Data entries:
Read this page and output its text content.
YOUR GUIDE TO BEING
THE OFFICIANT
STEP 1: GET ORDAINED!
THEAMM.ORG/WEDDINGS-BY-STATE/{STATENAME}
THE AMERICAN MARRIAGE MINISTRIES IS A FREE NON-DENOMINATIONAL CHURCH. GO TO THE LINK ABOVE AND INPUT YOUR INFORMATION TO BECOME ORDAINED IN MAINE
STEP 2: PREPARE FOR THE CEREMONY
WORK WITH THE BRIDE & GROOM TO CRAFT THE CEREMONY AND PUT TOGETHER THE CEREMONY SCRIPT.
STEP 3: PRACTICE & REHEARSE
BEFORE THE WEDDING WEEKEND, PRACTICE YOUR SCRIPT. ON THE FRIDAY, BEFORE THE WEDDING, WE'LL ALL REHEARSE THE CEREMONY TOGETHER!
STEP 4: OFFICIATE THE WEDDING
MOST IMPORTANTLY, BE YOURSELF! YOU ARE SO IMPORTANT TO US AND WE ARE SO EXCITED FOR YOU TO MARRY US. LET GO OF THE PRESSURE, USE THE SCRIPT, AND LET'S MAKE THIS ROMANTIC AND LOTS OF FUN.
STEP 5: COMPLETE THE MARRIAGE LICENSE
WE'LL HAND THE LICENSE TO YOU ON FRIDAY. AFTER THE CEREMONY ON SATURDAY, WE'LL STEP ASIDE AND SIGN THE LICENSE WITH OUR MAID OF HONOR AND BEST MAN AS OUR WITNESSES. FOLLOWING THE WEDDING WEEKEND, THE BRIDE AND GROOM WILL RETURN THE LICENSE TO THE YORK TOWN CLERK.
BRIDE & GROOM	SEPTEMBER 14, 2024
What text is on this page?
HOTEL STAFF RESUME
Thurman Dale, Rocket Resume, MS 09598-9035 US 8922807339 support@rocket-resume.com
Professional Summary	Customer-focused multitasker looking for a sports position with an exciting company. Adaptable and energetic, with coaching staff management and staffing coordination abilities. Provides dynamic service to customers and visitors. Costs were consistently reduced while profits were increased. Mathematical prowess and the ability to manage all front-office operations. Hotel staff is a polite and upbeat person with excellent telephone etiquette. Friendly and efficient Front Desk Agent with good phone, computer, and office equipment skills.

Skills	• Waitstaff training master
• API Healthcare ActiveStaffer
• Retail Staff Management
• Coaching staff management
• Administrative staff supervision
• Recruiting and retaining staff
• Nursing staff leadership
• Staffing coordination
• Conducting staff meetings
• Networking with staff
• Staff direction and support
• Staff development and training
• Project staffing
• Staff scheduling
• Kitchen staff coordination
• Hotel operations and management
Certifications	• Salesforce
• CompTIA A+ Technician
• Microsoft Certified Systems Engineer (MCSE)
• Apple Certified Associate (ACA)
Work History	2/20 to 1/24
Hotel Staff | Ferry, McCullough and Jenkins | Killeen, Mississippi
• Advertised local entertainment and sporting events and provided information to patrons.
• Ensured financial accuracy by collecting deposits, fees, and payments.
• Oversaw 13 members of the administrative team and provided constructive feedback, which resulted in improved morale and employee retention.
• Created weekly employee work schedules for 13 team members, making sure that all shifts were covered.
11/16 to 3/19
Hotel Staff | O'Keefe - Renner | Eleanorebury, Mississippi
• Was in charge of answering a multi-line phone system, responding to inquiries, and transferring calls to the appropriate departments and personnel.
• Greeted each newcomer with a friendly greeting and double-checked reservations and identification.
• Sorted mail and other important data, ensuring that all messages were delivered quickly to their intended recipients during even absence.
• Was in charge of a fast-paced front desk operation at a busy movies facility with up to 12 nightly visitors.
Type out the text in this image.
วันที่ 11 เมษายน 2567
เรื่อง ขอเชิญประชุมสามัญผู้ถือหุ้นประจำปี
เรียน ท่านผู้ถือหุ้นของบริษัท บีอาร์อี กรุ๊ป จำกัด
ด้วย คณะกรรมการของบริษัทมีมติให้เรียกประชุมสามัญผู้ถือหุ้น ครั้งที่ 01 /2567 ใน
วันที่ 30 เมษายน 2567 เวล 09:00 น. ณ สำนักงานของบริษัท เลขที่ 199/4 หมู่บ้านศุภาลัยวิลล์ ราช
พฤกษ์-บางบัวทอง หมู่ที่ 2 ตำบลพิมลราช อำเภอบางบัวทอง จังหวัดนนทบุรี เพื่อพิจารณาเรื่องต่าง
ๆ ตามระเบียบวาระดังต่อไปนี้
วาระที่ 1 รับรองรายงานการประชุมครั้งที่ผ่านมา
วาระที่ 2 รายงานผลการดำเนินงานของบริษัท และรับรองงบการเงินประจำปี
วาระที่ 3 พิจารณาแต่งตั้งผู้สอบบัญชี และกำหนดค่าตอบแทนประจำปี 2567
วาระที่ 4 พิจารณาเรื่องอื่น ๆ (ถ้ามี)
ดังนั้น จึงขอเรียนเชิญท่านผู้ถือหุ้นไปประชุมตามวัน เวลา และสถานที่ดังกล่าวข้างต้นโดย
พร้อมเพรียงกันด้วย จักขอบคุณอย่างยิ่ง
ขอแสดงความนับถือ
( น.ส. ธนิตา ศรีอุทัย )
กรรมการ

- What this task involves
Out of the material above, gather each line where "PRACTICE" appears.

- The response
STEP 3: PRACTICE & REHEARSE
BEFORE THE WEDDING WEEKEND, PRACTICE YOUR SCRIPT. ON THE FRIDAY, BEFORE THE WEDDING, WE'LL ALL REHEARSE THE CEREMONY TOGETHER!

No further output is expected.